== Provided material
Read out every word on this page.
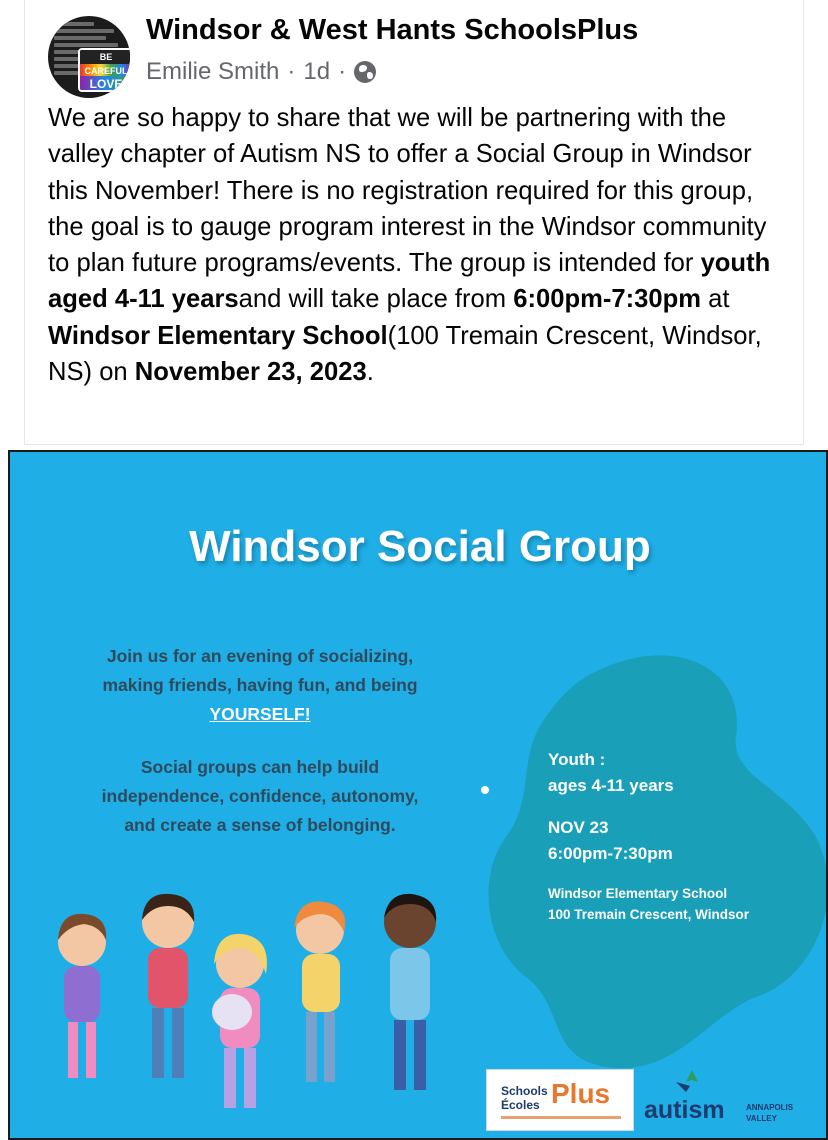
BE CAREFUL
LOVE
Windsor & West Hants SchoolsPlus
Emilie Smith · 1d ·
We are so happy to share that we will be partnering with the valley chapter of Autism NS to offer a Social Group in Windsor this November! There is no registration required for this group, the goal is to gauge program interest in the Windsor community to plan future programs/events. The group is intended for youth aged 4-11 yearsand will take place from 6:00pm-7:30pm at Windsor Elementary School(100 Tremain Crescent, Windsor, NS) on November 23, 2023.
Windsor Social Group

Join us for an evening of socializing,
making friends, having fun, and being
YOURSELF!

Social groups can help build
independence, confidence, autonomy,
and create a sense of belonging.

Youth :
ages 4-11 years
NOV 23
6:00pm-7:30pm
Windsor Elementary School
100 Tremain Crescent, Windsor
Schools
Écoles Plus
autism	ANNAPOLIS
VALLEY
====
== Provided material
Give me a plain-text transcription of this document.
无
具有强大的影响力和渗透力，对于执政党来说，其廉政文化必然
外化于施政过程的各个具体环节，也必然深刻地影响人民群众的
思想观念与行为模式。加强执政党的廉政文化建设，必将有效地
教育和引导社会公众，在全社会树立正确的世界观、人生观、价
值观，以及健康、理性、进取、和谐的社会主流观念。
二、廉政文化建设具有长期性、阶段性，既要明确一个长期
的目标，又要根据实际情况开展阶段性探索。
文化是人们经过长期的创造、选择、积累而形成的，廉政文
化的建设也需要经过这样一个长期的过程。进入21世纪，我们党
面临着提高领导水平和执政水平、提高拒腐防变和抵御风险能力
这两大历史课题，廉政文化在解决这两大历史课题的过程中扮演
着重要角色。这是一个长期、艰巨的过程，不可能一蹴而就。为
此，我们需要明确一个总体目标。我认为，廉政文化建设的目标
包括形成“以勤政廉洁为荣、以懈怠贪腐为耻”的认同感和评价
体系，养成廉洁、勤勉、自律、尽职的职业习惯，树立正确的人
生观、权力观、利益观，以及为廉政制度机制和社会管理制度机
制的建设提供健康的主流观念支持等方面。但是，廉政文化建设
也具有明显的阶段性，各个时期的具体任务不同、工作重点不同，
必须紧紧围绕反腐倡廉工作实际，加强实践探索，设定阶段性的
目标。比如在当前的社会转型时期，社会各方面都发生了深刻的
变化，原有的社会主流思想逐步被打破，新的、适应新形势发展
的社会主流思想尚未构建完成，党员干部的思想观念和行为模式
====
== Provided material
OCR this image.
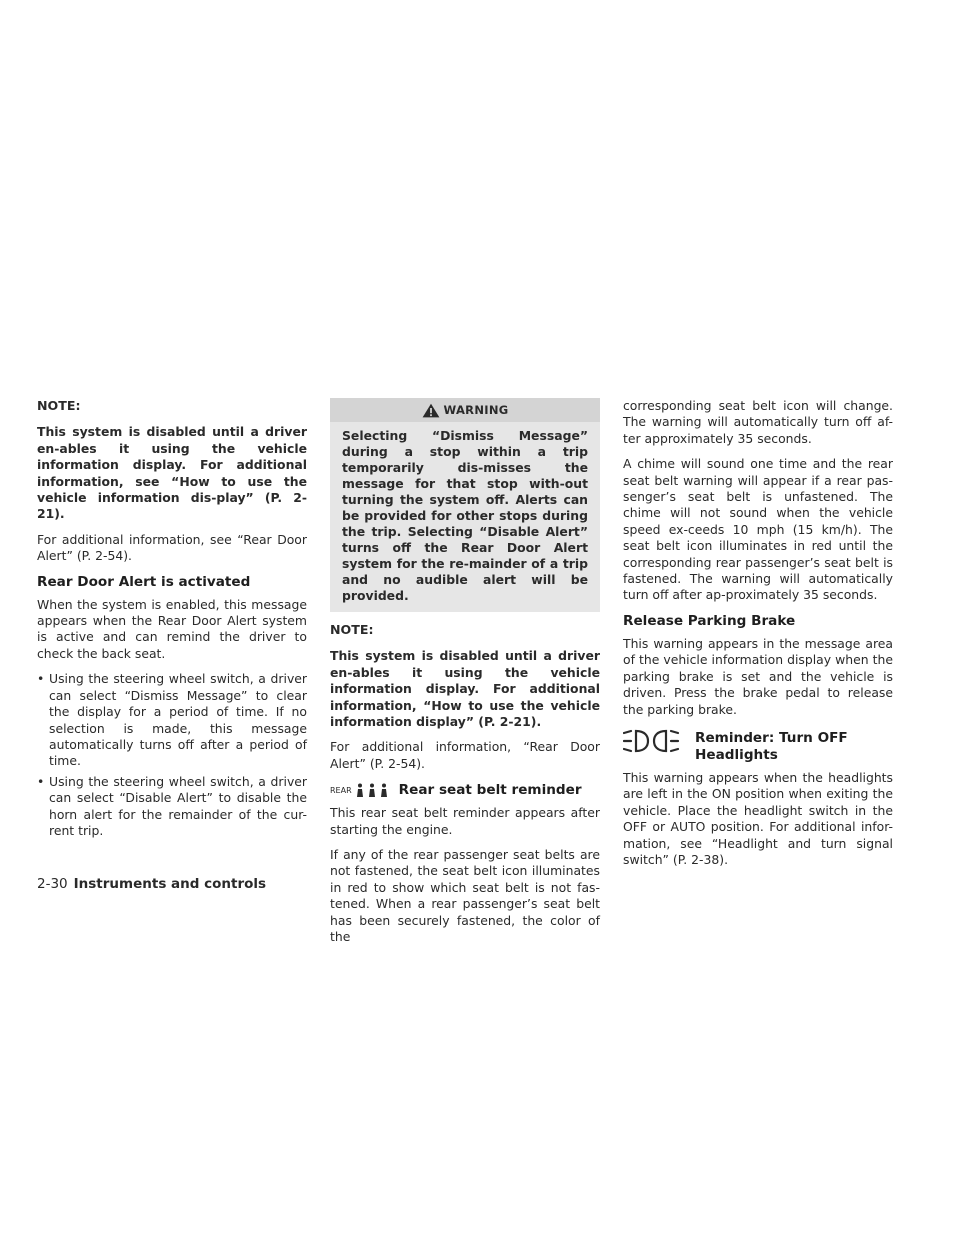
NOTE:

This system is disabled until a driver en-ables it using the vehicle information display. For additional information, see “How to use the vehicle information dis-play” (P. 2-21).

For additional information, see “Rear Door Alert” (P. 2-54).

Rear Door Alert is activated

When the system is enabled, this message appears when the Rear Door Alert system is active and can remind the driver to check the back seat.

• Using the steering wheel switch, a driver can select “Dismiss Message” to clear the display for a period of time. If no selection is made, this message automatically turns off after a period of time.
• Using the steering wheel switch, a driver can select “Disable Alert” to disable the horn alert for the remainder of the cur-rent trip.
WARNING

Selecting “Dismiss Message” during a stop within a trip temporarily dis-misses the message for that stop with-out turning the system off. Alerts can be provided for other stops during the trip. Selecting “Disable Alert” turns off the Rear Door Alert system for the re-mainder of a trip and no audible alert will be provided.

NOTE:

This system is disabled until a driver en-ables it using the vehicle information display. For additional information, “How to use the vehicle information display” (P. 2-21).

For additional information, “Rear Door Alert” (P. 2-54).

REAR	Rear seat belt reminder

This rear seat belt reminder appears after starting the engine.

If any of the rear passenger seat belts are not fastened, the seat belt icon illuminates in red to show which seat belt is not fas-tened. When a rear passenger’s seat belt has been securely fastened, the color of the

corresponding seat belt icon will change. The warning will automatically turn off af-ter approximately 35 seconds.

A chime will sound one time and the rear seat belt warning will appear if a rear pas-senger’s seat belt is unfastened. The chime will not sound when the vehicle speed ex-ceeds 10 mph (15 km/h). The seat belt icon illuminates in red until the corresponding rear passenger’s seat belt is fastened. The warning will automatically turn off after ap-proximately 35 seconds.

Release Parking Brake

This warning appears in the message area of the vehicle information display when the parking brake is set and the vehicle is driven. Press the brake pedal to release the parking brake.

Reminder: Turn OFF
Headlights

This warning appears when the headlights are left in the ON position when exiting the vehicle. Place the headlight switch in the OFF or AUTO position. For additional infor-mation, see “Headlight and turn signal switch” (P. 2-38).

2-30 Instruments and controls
====
What is required: Gather from the data above every line with the string "information".

Answer to this task:
This system is disabled until a driver en-ables it using the vehicle information display. For additional information, see “How to use the vehicle information dis-play” (P. 2-21).
For additional information, see “Rear Door Alert” (P. 2-54).
This system is disabled until a driver en-ables it using the vehicle information display. For additional information, “How to use the vehicle information display” (P. 2-21).
For additional information, “Rear Door Alert” (P. 2-54).
This warning appears in the message area of the vehicle information display when the parking brake is set and the vehicle is driven. Press the brake pedal to release the parking brake.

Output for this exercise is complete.